CHALLENGE ▸
Find the lines with the string "text" and return them.

EXTRACTED MATERIAL ▸
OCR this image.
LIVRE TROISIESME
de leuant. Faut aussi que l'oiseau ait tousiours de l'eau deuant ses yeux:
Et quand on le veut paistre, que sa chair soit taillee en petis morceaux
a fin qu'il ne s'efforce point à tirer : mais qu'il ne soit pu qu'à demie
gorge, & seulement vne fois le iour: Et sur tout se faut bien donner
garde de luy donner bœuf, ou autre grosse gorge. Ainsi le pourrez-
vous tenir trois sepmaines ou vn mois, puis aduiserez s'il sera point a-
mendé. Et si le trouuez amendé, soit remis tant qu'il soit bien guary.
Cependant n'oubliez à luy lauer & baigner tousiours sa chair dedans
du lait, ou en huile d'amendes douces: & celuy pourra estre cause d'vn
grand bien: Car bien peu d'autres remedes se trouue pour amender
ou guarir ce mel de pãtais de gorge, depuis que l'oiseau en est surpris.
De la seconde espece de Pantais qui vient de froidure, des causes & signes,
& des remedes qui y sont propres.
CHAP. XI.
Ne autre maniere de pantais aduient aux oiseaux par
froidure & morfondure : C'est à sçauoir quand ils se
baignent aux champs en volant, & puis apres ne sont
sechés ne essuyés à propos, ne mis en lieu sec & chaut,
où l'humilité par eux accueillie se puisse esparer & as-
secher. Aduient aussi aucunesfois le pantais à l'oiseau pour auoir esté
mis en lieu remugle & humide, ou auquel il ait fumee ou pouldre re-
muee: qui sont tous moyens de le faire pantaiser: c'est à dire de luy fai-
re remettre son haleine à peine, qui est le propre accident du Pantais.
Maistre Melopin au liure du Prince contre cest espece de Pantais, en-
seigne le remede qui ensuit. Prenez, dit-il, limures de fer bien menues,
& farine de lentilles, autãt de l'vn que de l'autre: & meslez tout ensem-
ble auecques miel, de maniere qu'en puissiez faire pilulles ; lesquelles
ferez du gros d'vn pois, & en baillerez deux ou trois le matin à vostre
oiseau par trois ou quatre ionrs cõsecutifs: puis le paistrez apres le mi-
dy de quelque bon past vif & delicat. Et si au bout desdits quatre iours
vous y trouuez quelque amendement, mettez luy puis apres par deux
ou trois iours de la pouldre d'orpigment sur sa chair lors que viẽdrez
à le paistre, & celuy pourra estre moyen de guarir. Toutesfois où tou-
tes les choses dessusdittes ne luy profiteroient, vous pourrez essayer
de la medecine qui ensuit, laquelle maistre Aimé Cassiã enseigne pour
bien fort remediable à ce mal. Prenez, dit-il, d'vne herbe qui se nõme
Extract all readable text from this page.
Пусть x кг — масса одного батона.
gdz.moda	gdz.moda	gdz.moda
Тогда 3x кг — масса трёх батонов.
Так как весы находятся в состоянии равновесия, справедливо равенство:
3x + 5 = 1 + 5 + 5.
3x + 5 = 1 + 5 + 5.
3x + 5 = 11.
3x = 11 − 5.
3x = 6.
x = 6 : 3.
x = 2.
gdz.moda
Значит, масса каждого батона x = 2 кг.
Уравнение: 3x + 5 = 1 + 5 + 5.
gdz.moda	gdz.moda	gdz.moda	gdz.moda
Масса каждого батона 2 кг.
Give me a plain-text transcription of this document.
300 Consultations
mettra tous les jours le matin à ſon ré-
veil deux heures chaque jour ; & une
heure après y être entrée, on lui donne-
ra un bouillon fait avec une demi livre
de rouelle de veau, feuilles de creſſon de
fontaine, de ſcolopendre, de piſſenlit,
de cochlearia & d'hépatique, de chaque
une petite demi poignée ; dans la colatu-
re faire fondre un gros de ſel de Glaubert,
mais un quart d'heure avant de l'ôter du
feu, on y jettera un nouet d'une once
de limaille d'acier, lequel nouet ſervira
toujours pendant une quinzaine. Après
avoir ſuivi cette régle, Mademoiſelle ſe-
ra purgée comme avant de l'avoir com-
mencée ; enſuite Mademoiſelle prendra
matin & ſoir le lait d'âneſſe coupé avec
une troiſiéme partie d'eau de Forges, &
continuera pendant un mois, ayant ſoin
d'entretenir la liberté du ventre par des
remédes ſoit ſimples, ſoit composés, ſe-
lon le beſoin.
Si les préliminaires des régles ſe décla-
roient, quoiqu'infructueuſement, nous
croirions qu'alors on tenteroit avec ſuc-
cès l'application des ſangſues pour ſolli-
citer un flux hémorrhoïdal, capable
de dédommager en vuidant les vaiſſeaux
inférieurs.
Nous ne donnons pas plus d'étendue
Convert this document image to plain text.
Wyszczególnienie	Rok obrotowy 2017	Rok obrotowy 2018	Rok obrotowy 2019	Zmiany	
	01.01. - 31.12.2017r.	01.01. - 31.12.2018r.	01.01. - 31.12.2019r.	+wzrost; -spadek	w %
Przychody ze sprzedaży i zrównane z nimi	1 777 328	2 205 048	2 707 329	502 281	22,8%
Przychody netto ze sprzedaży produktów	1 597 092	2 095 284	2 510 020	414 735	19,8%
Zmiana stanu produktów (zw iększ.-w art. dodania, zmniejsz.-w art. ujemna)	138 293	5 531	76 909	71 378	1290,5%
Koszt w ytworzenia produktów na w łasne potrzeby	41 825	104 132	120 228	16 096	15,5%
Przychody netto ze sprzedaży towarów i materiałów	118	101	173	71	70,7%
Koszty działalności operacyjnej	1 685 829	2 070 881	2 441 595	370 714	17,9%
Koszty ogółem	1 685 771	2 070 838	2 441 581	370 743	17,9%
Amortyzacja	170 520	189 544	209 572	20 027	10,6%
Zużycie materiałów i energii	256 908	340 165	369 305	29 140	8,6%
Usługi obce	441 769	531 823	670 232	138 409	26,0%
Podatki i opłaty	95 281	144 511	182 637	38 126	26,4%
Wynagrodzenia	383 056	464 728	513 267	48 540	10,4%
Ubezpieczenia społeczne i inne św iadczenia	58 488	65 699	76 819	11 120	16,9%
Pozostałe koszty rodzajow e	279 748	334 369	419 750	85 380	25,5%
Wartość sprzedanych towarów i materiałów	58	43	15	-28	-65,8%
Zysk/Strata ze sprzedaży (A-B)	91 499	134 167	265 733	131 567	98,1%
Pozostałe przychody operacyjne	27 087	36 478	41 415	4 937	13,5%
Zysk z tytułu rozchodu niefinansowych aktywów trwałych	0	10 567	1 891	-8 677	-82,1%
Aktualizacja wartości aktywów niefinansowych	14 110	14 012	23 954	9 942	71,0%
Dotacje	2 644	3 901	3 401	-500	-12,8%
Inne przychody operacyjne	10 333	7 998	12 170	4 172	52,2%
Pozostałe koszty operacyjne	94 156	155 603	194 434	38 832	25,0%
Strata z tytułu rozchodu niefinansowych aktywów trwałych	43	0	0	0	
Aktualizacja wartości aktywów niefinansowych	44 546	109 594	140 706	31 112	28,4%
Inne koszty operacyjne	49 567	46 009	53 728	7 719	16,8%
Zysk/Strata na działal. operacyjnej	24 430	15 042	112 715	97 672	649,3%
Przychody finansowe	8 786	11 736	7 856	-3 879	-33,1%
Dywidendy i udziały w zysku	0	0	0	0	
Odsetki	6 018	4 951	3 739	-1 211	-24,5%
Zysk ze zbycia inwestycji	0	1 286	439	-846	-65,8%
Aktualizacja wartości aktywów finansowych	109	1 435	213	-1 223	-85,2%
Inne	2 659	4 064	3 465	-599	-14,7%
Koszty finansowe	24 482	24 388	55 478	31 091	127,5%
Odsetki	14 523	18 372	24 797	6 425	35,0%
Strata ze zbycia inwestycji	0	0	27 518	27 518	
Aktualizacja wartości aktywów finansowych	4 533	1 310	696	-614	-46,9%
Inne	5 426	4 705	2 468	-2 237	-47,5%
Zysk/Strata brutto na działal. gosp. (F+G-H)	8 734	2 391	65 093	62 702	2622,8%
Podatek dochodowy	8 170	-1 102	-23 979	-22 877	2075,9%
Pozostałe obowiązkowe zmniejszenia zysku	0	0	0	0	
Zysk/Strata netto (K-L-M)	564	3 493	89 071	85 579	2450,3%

THE OUTPUT ▸
Extract all readable text from this page.
Give me a plain-text transcription of this document.
Convert this document image to plain text.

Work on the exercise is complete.